● **Supplied data**:
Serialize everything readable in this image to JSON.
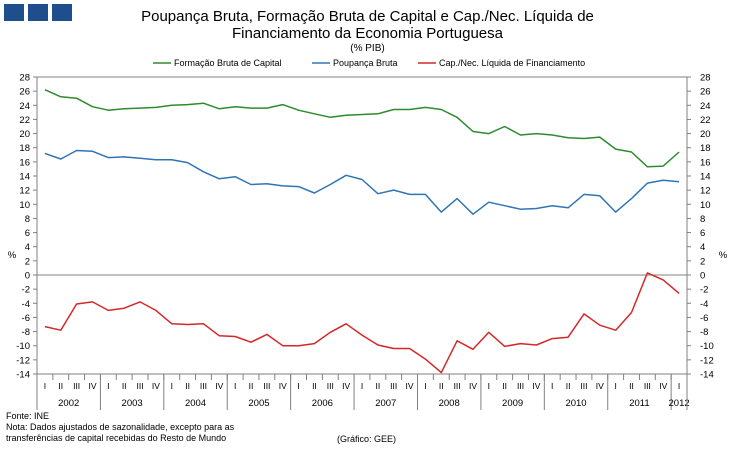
{
  "header": {
    "title_line1": "Poupança Bruta, Formação Bruta de Capital e Cap./Nec. Líquida de",
    "title_line2": "Financiamento da Economia Portuguesa",
    "subtitle": "(% PIB)"
  },
  "footer": {
    "source": "Fonte: INE",
    "note_line1": "Nota: Dados ajustados de sazonalidade, excepto para as",
    "note_line2": "transferências de capital recebidas do Resto de Mundo",
    "credit": "(Gráfico: GEE)"
  },
  "chart_data": {
    "type": "line",
    "title": "Poupança Bruta, Formação Bruta de Capital e Cap./Nec. Líquida de Financiamento da Economia Portuguesa",
    "ylabel": "%",
    "y2label": "%",
    "ylim": [
      -14,
      28
    ],
    "yticks": [
      -14,
      -12,
      -10,
      -8,
      -6,
      -4,
      -2,
      0,
      2,
      4,
      6,
      8,
      10,
      12,
      14,
      16,
      18,
      20,
      22,
      24,
      26,
      28
    ],
    "grid": false,
    "legend_position": "top",
    "quarter_labels": [
      "II",
      "III",
      "IV"
    ],
    "years": [
      "2002",
      "2003",
      "2004",
      "2005",
      "2006",
      "2007",
      "2008",
      "2009",
      "2010",
      "2011",
      "2012"
    ],
    "x": [
      "2002Q1",
      "2002Q2",
      "2002Q3",
      "2002Q4",
      "2003Q1",
      "2003Q2",
      "2003Q3",
      "2003Q4",
      "2004Q1",
      "2004Q2",
      "2004Q3",
      "2004Q4",
      "2005Q1",
      "2005Q2",
      "2005Q3",
      "2005Q4",
      "2006Q1",
      "2006Q2",
      "2006Q3",
      "2006Q4",
      "2007Q1",
      "2007Q2",
      "2007Q3",
      "2007Q4",
      "2008Q1",
      "2008Q2",
      "2008Q3",
      "2008Q4",
      "2009Q1",
      "2009Q2",
      "2009Q3",
      "2009Q4",
      "2010Q1",
      "2010Q2",
      "2010Q3",
      "2010Q4",
      "2011Q1",
      "2011Q2",
      "2011Q3",
      "2011Q4",
      "2012Q1"
    ],
    "series": [
      {
        "name": "Formação Bruta de Capital",
        "color": "#2e8b2e",
        "values": [
          26.2,
          25.2,
          25.0,
          23.8,
          23.3,
          23.5,
          23.6,
          23.7,
          24.0,
          24.1,
          24.3,
          23.5,
          23.8,
          23.6,
          23.6,
          24.1,
          23.3,
          22.8,
          22.3,
          22.6,
          22.7,
          22.8,
          23.4,
          23.4,
          23.7,
          23.4,
          22.3,
          20.3,
          20.0,
          21.0,
          19.8,
          20.0,
          19.8,
          19.4,
          19.3,
          19.5,
          17.8,
          17.4,
          15.3,
          15.4,
          17.4
        ]
      },
      {
        "name": "Poupança Bruta",
        "color": "#2e75b6",
        "values": [
          17.2,
          16.4,
          17.6,
          17.5,
          16.6,
          16.7,
          16.5,
          16.3,
          16.3,
          15.9,
          14.6,
          13.6,
          13.9,
          12.8,
          12.9,
          12.6,
          12.5,
          11.6,
          12.8,
          14.1,
          13.5,
          11.5,
          12.0,
          11.4,
          11.4,
          8.9,
          10.8,
          8.6,
          10.3,
          9.8,
          9.3,
          9.4,
          9.8,
          9.5,
          11.4,
          11.2,
          8.9,
          10.8,
          13.0,
          13.4,
          13.2
        ]
      },
      {
        "name": "Cap./Nec. Líquida de Financiamento",
        "color": "#d62728",
        "values": [
          -7.3,
          -7.8,
          -4.1,
          -3.8,
          -5.0,
          -4.7,
          -3.8,
          -5.0,
          -6.9,
          -7.0,
          -6.9,
          -8.6,
          -8.7,
          -9.5,
          -8.4,
          -10.0,
          -10.0,
          -9.7,
          -8.1,
          -6.9,
          -8.5,
          -9.9,
          -10.4,
          -10.4,
          -11.9,
          -13.8,
          -9.3,
          -10.5,
          -8.1,
          -10.1,
          -9.7,
          -9.9,
          -9.0,
          -8.8,
          -5.5,
          -7.1,
          -7.8,
          -5.3,
          0.3,
          -0.7,
          -2.6
        ]
      }
    ]
  }
}
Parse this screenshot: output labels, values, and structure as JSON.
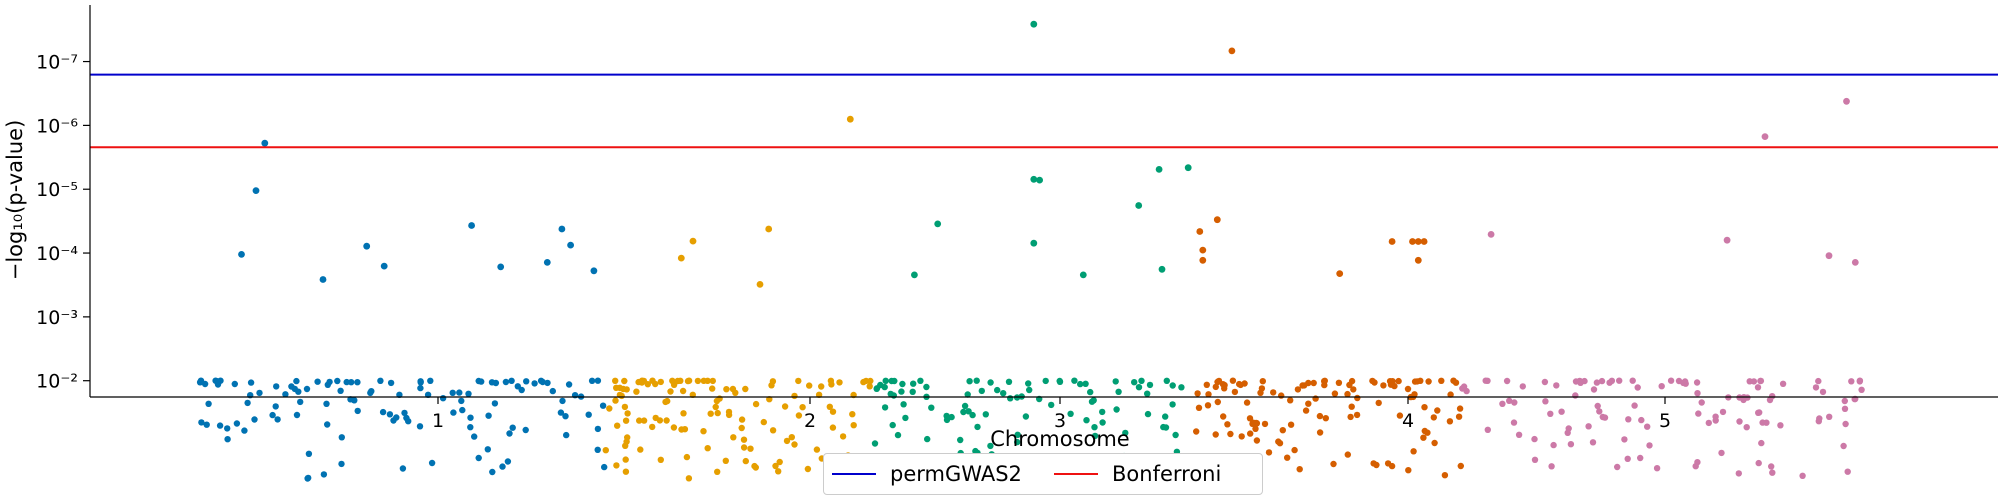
{
  "chart_data": {
    "type": "scatter",
    "xlabel": "Chromosome",
    "ylabel": "−log₁₀(p-value)",
    "y_scale": "log",
    "y_inverted": true,
    "ylim": [
      0.018,
      1.3e-08
    ],
    "y_ticks": [
      {
        "value": 1e-07,
        "label": "10⁻⁷"
      },
      {
        "value": 1e-06,
        "label": "10⁻⁶"
      },
      {
        "value": 1e-05,
        "label": "10⁻⁵"
      },
      {
        "value": 0.0001,
        "label": "10⁻⁴"
      },
      {
        "value": 0.001,
        "label": "10⁻³"
      },
      {
        "value": 0.01,
        "label": "10⁻²"
      }
    ],
    "x_ticks": [
      "1",
      "2",
      "3",
      "4",
      "5"
    ],
    "grid": false,
    "legend_position": "bottom-center",
    "threshold_lines": [
      {
        "name": "permGWAS2",
        "value": 1.6e-07,
        "color": "#0000cc"
      },
      {
        "name": "Bonferroni",
        "value": 2.2e-06,
        "color": "#ee1111"
      }
    ],
    "series": [
      {
        "chromosome": "1",
        "color": "#0072b2",
        "highlights": [
          [
            0.25,
            1.9e-06
          ],
          [
            0.22,
            1.05e-05
          ],
          [
            0.6,
            7.8e-05
          ],
          [
            0.45,
            0.00026
          ],
          [
            0.17,
            0.000105
          ],
          [
            0.96,
            3.7e-05
          ],
          [
            1.27,
            4.2e-05
          ],
          [
            1.3,
            7.5e-05
          ],
          [
            1.22,
            0.00014
          ],
          [
            1.38,
            0.00019
          ],
          [
            1.06,
            0.000165
          ],
          [
            0.66,
            0.00016
          ]
        ],
        "n": 120,
        "x_range": [
          0.0,
          1.42
        ],
        "seed": 11
      },
      {
        "chromosome": "2",
        "color": "#e69f00",
        "highlights": [
          [
            2.26,
            8e-07
          ],
          [
            1.72,
            6.5e-05
          ],
          [
            1.98,
            4.2e-05
          ],
          [
            1.68,
            0.00012
          ],
          [
            1.95,
            0.00031
          ]
        ],
        "n": 125,
        "x_range": [
          1.42,
          2.33
        ],
        "seed": 23
      },
      {
        "chromosome": "3",
        "color": "#009e73",
        "highlights": [
          [
            2.89,
            2.6e-08
          ],
          [
            2.91,
            7.2e-06
          ],
          [
            2.89,
            7e-06
          ],
          [
            3.32,
            4.9e-06
          ],
          [
            3.42,
            4.6e-06
          ],
          [
            3.25,
            1.8e-05
          ],
          [
            2.56,
            3.5e-05
          ],
          [
            2.89,
            7e-05
          ],
          [
            3.33,
            0.00018
          ],
          [
            3.06,
            0.00022
          ],
          [
            2.48,
            0.00022
          ]
        ],
        "n": 110,
        "x_range": [
          2.33,
          3.44
        ],
        "seed": 37
      },
      {
        "chromosome": "4",
        "color": "#d55e00",
        "highlights": [
          [
            3.57,
            6.8e-08
          ],
          [
            3.52,
            3e-05
          ],
          [
            3.46,
            4.6e-05
          ],
          [
            3.47,
            9e-05
          ],
          [
            3.47,
            0.00013
          ],
          [
            4.21,
            6.6e-05
          ],
          [
            4.19,
            6.6e-05
          ],
          [
            4.23,
            6.6e-05
          ],
          [
            3.94,
            0.00021
          ],
          [
            4.12,
            6.6e-05
          ],
          [
            4.21,
            0.00013
          ]
        ],
        "n": 115,
        "x_range": [
          3.44,
          4.36
        ],
        "seed": 53
      },
      {
        "chromosome": "5",
        "color": "#cc79a7",
        "highlights": [
          [
            5.68,
            4.2e-07
          ],
          [
            5.4,
            1.5e-06
          ],
          [
            4.46,
            5.1e-05
          ],
          [
            5.27,
            6.3e-05
          ],
          [
            5.62,
            0.00011
          ],
          [
            5.71,
            0.00014
          ]
        ],
        "n": 115,
        "x_range": [
          4.36,
          5.75
        ],
        "seed": 71
      }
    ]
  },
  "legend": {
    "items": [
      {
        "label": "permGWAS2",
        "color": "#0000cc"
      },
      {
        "label": "Bonferroni",
        "color": "#ee1111"
      }
    ]
  }
}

● **Instruction**: Gather up, from the records above, each line where the word "this" appears.

● **Completed exercise**:
Serialize everything readable in this image to JSON.
Parse this screenshot: output labels, values, and structure as JSON.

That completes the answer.